- [Exercise description] Gather the lines that hold the string "Herren".

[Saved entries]

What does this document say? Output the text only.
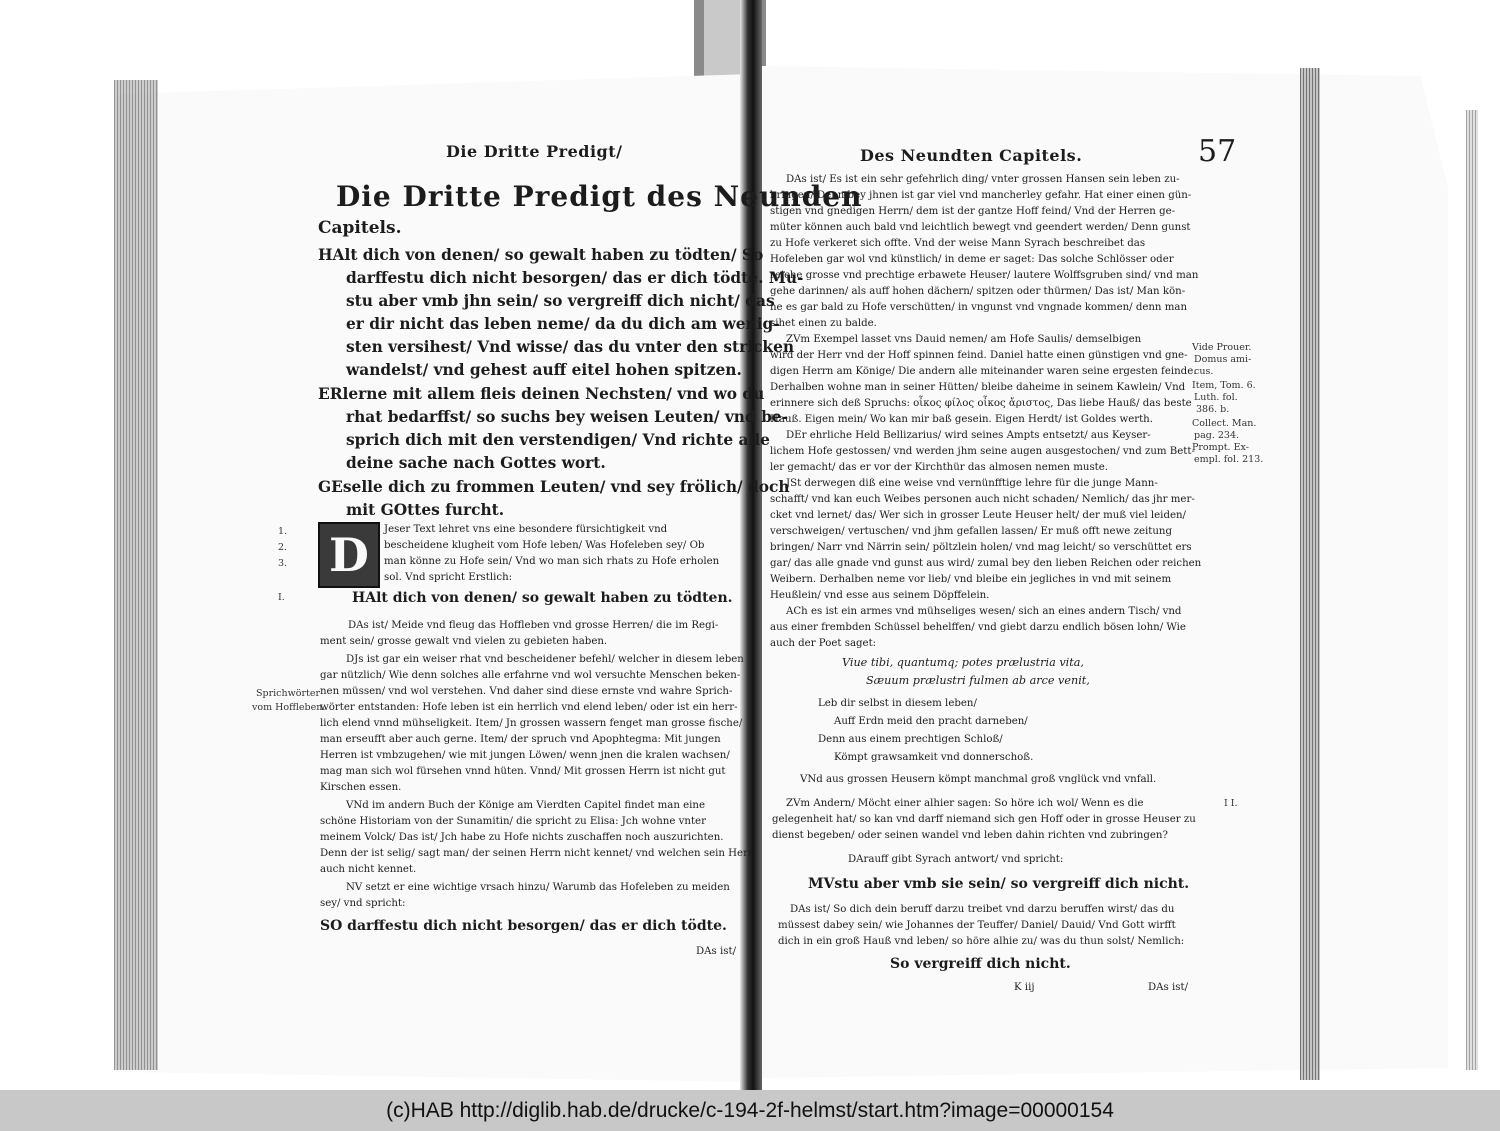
Die Dritte Predigt/
Die Dritte Predigt des Neunden
Capitels.
HAlt dich von denen/ so gewalt haben zu tödten/ So
darffestu dich nicht besorgen/ das er dich tödte. Mu-
stu aber vmb jhn sein/ so vergreiff dich nicht/ das
er dir nicht das leben neme/ da du dich am wenig-
sten versihest/ Vnd wisse/ das du vnter den stricken
wandelst/ vnd gehest auff eitel hohen spitzen.
ERlerne mit allem fleis deinen Nechsten/ vnd wo du
rhat bedarffst/ so suchs bey weisen Leuten/ vnd be-
sprich dich mit den verstendigen/ Vnd richte alle
deine sache nach Gottes wort.
GEselle dich zu frommen Leuten/ vnd sey frölich/ doch
mit GOttes furcht.
D	Jeser Text lehret vns eine besondere fürsichtigkeit vnd
bescheidene klugheit vom Hofe leben/ Was Hofeleben sey/ Ob
man könne zu Hofe sein/ Vnd wo man sich rhats zu Hofe erholen
sol. Vnd spricht Erstlich:
1.
2.
3.
I.	HAlt dich von denen/ so gewalt haben zu tödten.
DAs ist/ Meide vnd fleug das Hoffleben vnd grosse Herren/ die im Regi-
ment sein/ grosse gewalt vnd vielen zu gebieten haben.
DJs ist gar ein weiser rhat vnd bescheidener befehl/ welcher in diesem leben
gar nützlich/ Wie denn solches alle erfahrne vnd wol versuchte Menschen beken-
nen müssen/ vnd wol verstehen. Vnd daher sind diese ernste vnd wahre Sprich-
wörter entstanden: Hofe leben ist ein herrlich vnd elend leben/ oder ist ein herr-
lich elend vnnd mühseligkeit. Item/ Jn grossen wassern fenget man grosse fische/
man erseufft aber auch gerne. Item/ der spruch vnd Apophtegma: Mit jungen
Herren ist vmbzugehen/ wie mit jungen Löwen/ wenn jnen die kralen wachsen/
mag man sich wol fürsehen vnnd hüten. Vnnd/ Mit grossen Herrn ist nicht gut
Kirschen essen.
VNd im andern Buch der Könige am Vierdten Capitel findet man eine
schöne Historiam von der Sunamitin/ die spricht zu Elisa: Jch wohne vnter
meinem Volck/ Das ist/ Jch habe zu Hofe nichts zuschaffen noch auszurichten.
Denn der ist selig/ sagt man/ der seinen Herrn nicht kennet/ vnd welchen sein Herr
auch nicht kennet.
NV setzt er eine wichtige vrsach hinzu/ Warumb das Hofeleben zu meiden
sey/ vnd spricht:
Sprichwörter
vom Hoffleben.
SO darffestu dich nicht besorgen/ das er dich tödte.
DAs ist/
Des Neundten Capitels.	57
DAs ist/ Es ist ein sehr gefehrlich ding/ vnter grossen Hansen sein leben zu-
bringen/ Denn bey jhnen ist gar viel vnd mancherley gefahr. Hat einer einen gün-
stigen vnd gnedigen Herrn/ dem ist der gantze Hoff feind/ Vnd der Herren ge-
müter können auch bald vnd leichtlich bewegt vnd geendert werden/ Denn gunst
zu Hofe verkeret sich offte. Vnd der weise Mann Syrach beschreibet das
Hofeleben gar wol vnd künstlich/ in deme er saget: Das solche Schlösser oder
reiche grosse vnd prechtige erbawete Heuser/ lautere Wolffsgruben sind/ vnd man
gehe darinnen/ als auff hohen dächern/ spitzen oder thürmen/ Das ist/ Man kön-
ne es gar bald zu Hofe verschütten/ in vngunst vnd vngnade kommen/ denn man
sihet einen zu balde.
ZVm Exempel lasset vns Dauid nemen/ am Hofe Saulis/ demselbigen
wird der Herr vnd der Hoff spinnen feind. Daniel hatte einen günstigen vnd gne-
digen Herrn am Könige/ Die andern alle miteinander waren seine ergesten feinde.
Derhalben wohne man in seiner Hütten/ bleibe daheime in seinem Kawlein/ Vnd
erinnere sich deß Spruchs: οἶκος φίλος οἶκος ἄριστος, Das liebe Hauß/ das beste
Hauß. Eigen mein/ Wo kan mir baß gesein. Eigen Herdt/ ist Goldes werth.
DEr ehrliche Held Bellizarius/ wird seines Ampts entsetzt/ aus Keyser-
lichem Hofe gestossen/ vnd werden jhm seine augen ausgestochen/ vnd zum Bett-
ler gemacht/ das er vor der Kirchthür das almosen nemen muste.
JSt derwegen diß eine weise vnd vernünfftige lehre für die junge Mann-
schafft/ vnd kan euch Weibes personen auch nicht schaden/ Nemlich/ das jhr mer-
cket vnd lernet/ das/ Wer sich in grosser Leute Heuser helt/ der muß viel leiden/
verschweigen/ vertuschen/ vnd jhm gefallen lassen/ Er muß offt newe zeitung
bringen/ Narr vnd Närrin sein/ pöltzlein holen/ vnd mag leicht/ so verschüttet ers
gar/ das alle gnade vnd gunst aus wird/ zumal bey den lieben Reichen oder reichen
Weibern. Derhalben neme vor lieb/ vnd bleibe ein jegliches in vnd mit seinem
Heußlein/ vnd esse aus seinem Döpffelein.
ACh es ist ein armes vnd mühseliges wesen/ sich an eines andern Tisch/ vnd
aus einer frembden Schüssel behelffen/ vnd giebt darzu endlich bösen lohn/ Wie
auch der Poet saget:
Viue tibi, quantumq; potes prælustria vita,
Sæuum prælustri fulmen ab arce venit,
Leb dir selbst in diesem leben/
Auff Erdn meid den pracht darneben/
Denn aus einem prechtigen Schloß/
Kömpt grawsamkeit vnd donnerschoß.
VNd aus grossen Heusern kömpt manchmal groß vnglück vnd vnfall.
ZVm Andern/ Möcht einer alhier sagen: So höre ich wol/ Wenn es die
gelegenheit hat/ so kan vnd darff niemand sich gen Hoff oder in grosse Heuser zu
dienst begeben/ oder seinen wandel vnd leben dahin richten vnd zubringen?
DArauff gibt Syrach antwort/ vnd spricht:
I I.
MVstu aber vmb sie sein/ so vergreiff dich nicht.
DAs ist/ So dich dein beruff darzu treibet vnd darzu beruffen wirst/ das du
müssest dabey sein/ wie Johannes der Teuffer/ Daniel/ Dauid/ Vnd Gott wirfft
dich in ein groß Hauß vnd leben/ so höre alhie zu/ was du thun solst/ Nemlich:
So vergreiff dich nicht.
K iij	DAs ist/
Vide Prouer.
Domus ami-
cus.
Item, Tom. 6.
Luth. fol.
386. b.
Collect. Man.
pag. 234.
Prompt. Ex-
empl. fol. 213.
(c)HAB http://diglib.hab.de/drucke/c-194-2f-helmst/start.htm?image=00000154
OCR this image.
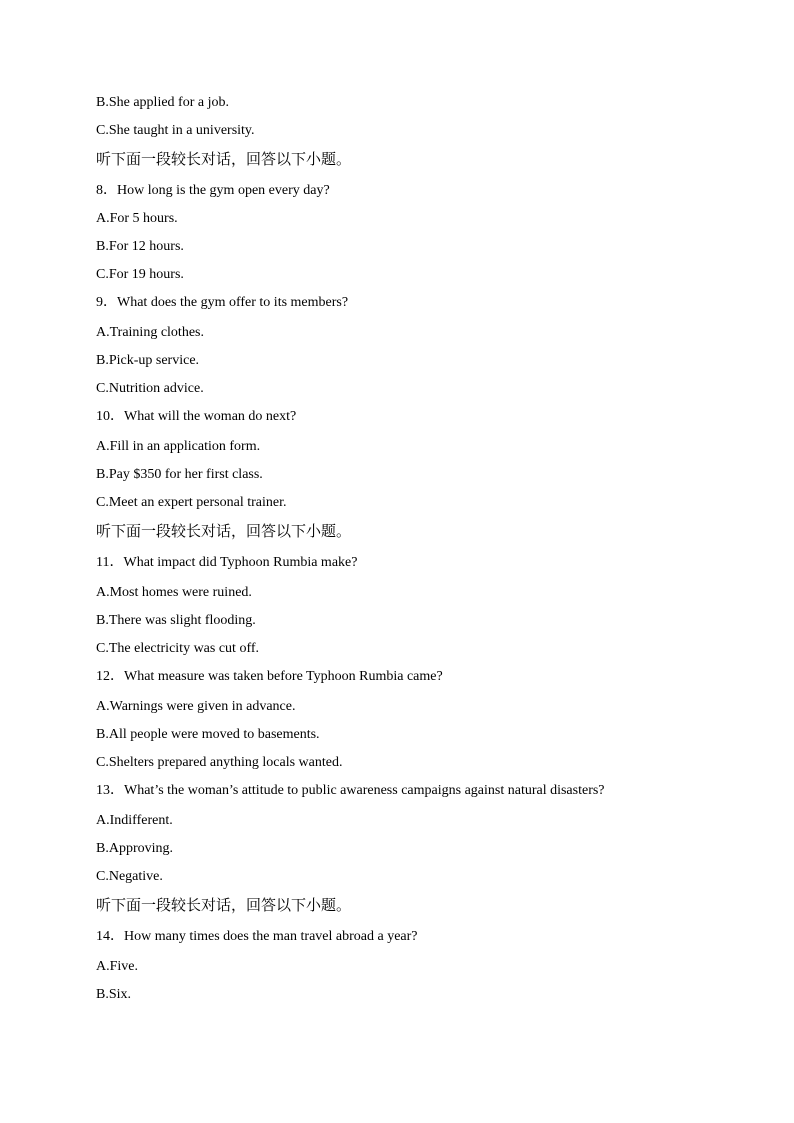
B.She applied for a job.

C.She taught in a university.

听下面一段较长对话，回答以下小题。

8．How long is the gym open every day?

A.For 5 hours.

B.For 12 hours.

C.For 19 hours.

9．What does the gym offer to its members?

A.Training clothes.

B.Pick-up service.

C.Nutrition advice.

10．What will the woman do next?

A.Fill in an application form.

B.Pay $350 for her first class.

C.Meet an expert personal trainer.

听下面一段较长对话，回答以下小题。

11．What impact did Typhoon Rumbia make?

A.Most homes were ruined.

B.There was slight flooding.

C.The electricity was cut off.

12．What measure was taken before Typhoon Rumbia came?

A.Warnings were given in advance.

B.All people were moved to basements.

C.Shelters prepared anything locals wanted.

13．What’s the woman’s attitude to public awareness campaigns against natural disasters?

A.Indifferent.

B.Approving.

C.Negative.

听下面一段较长对话，回答以下小题。

14．How many times does the man travel abroad a year?

A.Five.

B.Six.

- [Reply]
DAs ist/ Meide vnd fleug das Hoffleben vnd grosse Herren/ die im Regi-
Herren ist vmbzugehen/ wie mit jungen Löwen/ wenn jnen die kralen wachsen/
stigen vnd gnedigen Herrn/ dem ist der gantze Hoff feind/ Vnd der Herren ge-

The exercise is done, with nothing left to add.